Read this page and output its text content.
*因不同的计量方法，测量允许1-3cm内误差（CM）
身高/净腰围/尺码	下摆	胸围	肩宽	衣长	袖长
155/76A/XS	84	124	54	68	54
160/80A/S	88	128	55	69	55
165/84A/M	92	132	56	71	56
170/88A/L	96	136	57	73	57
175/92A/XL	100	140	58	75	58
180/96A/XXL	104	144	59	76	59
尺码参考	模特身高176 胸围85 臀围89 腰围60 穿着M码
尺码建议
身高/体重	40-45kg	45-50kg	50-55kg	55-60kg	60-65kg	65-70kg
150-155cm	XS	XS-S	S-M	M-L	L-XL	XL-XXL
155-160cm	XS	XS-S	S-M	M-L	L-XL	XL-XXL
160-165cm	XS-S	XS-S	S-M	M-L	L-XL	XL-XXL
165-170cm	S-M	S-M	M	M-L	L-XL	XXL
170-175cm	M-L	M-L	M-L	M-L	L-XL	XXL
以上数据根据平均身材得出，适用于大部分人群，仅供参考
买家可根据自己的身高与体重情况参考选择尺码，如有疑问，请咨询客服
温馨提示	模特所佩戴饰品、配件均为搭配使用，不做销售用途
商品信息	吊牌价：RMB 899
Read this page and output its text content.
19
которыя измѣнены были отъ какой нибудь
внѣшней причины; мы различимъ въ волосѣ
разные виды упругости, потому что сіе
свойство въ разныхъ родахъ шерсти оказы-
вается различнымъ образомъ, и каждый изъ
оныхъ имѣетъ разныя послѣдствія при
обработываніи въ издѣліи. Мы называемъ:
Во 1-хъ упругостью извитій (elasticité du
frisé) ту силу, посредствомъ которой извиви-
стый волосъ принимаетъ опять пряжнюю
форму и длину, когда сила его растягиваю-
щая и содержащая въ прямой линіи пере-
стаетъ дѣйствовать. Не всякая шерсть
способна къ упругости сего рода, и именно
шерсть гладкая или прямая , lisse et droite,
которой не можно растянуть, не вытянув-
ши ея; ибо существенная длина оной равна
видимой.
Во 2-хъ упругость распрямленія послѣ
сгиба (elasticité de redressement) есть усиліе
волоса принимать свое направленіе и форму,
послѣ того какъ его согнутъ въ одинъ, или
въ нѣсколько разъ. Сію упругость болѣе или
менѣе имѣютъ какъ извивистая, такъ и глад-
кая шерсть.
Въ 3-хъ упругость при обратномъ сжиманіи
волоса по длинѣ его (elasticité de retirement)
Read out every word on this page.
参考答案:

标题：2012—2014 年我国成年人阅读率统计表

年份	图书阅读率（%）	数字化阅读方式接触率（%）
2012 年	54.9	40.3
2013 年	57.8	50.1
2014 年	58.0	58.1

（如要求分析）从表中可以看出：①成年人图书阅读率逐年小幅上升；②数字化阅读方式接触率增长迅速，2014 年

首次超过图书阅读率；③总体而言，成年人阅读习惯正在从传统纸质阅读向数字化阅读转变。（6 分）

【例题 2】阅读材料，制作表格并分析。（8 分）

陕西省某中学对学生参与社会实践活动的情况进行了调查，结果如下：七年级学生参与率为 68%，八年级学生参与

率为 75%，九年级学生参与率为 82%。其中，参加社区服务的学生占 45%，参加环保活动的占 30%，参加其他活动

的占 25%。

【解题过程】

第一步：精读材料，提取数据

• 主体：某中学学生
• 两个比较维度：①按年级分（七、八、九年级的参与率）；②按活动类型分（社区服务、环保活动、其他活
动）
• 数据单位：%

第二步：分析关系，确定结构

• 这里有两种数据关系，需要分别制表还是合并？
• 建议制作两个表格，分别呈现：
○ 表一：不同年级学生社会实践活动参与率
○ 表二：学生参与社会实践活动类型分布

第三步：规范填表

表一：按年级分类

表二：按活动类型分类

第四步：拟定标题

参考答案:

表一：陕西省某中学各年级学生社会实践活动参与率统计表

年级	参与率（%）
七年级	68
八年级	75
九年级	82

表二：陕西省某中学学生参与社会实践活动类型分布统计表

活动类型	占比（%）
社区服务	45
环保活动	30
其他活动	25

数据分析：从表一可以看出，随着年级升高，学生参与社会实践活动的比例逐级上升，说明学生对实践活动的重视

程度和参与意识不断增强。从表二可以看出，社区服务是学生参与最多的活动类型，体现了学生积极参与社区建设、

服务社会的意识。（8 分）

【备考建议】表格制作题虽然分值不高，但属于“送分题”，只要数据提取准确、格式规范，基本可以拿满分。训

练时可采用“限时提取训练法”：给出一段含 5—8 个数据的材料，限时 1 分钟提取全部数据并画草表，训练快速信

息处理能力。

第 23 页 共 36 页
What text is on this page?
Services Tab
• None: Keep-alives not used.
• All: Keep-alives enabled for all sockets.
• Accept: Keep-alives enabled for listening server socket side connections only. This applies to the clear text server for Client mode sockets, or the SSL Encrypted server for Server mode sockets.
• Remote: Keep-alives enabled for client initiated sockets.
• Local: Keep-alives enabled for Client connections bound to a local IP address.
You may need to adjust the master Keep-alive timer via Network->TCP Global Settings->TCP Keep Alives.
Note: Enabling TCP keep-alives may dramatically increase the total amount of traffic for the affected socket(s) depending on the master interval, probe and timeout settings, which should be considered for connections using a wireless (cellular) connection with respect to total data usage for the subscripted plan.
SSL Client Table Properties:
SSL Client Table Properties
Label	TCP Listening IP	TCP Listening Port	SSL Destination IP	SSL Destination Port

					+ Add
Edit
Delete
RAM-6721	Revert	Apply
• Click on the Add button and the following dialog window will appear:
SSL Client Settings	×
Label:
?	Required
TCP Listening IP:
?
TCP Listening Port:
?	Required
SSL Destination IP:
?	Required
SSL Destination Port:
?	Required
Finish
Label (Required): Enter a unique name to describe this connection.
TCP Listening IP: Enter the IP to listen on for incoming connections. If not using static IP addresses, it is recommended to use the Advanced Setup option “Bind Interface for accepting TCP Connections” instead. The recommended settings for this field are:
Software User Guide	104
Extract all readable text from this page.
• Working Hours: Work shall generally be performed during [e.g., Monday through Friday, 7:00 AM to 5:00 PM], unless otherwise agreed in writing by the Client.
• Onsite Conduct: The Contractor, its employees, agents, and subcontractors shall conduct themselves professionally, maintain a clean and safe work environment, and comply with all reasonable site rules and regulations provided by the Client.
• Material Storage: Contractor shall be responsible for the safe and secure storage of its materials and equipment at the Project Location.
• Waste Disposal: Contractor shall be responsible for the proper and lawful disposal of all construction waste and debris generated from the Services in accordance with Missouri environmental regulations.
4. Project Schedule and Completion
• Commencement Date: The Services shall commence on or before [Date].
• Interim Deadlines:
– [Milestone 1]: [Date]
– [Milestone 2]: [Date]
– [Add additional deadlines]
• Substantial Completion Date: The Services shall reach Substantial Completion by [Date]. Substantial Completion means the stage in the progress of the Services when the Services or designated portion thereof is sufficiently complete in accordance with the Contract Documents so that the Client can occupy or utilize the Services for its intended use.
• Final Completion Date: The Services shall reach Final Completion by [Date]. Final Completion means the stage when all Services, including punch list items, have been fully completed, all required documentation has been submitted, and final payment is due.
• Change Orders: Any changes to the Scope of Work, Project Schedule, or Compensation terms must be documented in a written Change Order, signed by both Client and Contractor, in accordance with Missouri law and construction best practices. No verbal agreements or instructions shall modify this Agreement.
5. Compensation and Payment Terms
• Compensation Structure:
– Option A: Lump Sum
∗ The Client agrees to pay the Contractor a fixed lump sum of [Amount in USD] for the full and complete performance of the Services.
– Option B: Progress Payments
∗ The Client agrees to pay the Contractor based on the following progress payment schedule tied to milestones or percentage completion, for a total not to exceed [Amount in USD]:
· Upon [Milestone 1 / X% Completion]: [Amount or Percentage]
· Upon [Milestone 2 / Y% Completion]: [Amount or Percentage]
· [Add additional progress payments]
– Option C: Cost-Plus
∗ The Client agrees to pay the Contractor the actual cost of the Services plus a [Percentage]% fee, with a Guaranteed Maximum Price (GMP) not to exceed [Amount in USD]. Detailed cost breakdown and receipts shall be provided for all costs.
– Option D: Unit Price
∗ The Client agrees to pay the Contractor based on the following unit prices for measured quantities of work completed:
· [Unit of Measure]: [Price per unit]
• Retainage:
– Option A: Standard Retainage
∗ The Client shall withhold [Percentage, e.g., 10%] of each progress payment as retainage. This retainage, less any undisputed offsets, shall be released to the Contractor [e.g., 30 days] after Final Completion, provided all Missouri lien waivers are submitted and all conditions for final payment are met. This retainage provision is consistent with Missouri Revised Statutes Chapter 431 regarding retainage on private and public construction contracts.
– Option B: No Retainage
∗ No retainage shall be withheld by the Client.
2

——————

## BRIEF
Reproduce each line from the records that contains the word "total".

## TASK OUTPUT
Note: Enabling TCP keep-alives may dramatically increase the total amount of traffic for the affected socket(s) depending on the master interval, probe and timeout settings, which should be considered for connections using a wireless (cellular) connection with respect to total data usage for the subscripted plan.
∗ The Client agrees to pay the Contractor based on the following progress payment schedule tied to milestones or percentage completion, for a total not to exceed [Amount in USD]:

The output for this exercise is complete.